**WORK TO DO**
Images must not appear in your copy; reproduce every other part of the records exactly.

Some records
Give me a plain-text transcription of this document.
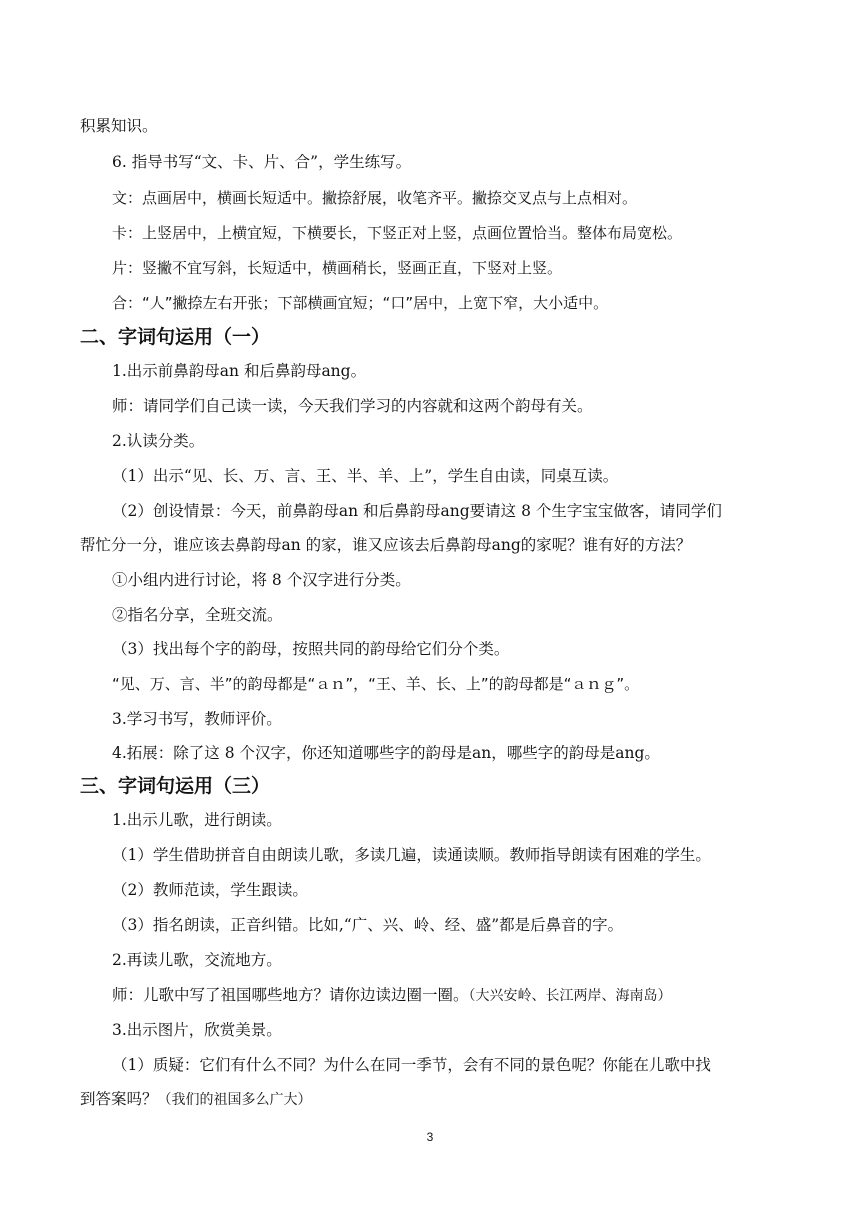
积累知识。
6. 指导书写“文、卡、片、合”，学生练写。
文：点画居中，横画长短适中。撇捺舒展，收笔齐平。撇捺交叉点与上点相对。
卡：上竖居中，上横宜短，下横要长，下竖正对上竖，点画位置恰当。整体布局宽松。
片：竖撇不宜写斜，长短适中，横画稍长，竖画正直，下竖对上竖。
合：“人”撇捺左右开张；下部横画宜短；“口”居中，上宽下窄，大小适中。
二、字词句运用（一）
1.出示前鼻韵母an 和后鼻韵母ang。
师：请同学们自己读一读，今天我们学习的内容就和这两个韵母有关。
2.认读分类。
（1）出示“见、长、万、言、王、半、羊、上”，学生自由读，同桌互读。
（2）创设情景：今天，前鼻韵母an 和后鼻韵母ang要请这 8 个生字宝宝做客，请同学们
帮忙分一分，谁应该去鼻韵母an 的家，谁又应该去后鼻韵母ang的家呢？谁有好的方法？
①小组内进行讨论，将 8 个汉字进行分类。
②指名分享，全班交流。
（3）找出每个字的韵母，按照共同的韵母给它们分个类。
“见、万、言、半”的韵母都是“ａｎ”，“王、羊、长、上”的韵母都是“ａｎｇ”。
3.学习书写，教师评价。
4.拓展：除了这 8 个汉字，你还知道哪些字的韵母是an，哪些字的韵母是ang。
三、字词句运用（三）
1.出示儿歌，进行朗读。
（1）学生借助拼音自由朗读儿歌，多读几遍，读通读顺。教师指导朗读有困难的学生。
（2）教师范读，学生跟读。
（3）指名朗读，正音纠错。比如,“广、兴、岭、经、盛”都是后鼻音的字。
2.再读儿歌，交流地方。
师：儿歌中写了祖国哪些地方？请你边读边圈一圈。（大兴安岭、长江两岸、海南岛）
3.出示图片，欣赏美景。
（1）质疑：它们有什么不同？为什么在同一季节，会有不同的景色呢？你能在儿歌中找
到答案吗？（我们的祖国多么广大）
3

**FULL SOLUTION**
Give me a plain-text transcription of this document.
积累知识。
6. 指导书写“文、卡、片、合”，学生练写。
文：点画居中，横画长短适中。撇捺舒展，收笔齐平。撇捺交叉点与上点相对。
卡：上竖居中，上横宜短，下横要长，下竖正对上竖，点画位置恰当。整体布局宽松。
片：竖撇不宜写斜，长短适中，横画稍长，竖画正直，下竖对上竖。
合：“人”撇捺左右开张；下部横画宜短；“口”居中，上宽下窄，大小适中。
二、字词句运用（一）
1.出示前鼻韵母an 和后鼻韵母ang。
师：请同学们自己读一读，今天我们学习的内容就和这两个韵母有关。
2.认读分类。
（1）出示“见、长、万、言、王、半、羊、上”，学生自由读，同桌互读。
（2）创设情景：今天，前鼻韵母an 和后鼻韵母ang要请这 8 个生字宝宝做客，请同学们
帮忙分一分，谁应该去鼻韵母an 的家，谁又应该去后鼻韵母ang的家呢？谁有好的方法？
①小组内进行讨论，将 8 个汉字进行分类。
②指名分享，全班交流。
（3）找出每个字的韵母，按照共同的韵母给它们分个类。
“见、万、言、半”的韵母都是“ａｎ”，“王、羊、长、上”的韵母都是“ａｎｇ”。
3.学习书写，教师评价。
4.拓展：除了这 8 个汉字，你还知道哪些字的韵母是an，哪些字的韵母是ang。
三、字词句运用（三）
1.出示儿歌，进行朗读。
（1）学生借助拼音自由朗读儿歌，多读几遍，读通读顺。教师指导朗读有困难的学生。
（2）教师范读，学生跟读。
（3）指名朗读，正音纠错。比如,“广、兴、岭、经、盛”都是后鼻音的字。
2.再读儿歌，交流地方。
师：儿歌中写了祖国哪些地方？请你边读边圈一圈。（大兴安岭、长江两岸、海南岛）
3.出示图片，欣赏美景。
（1）质疑：它们有什么不同？为什么在同一季节，会有不同的景色呢？你能在儿歌中找
到答案吗？（我们的祖国多么广大）
3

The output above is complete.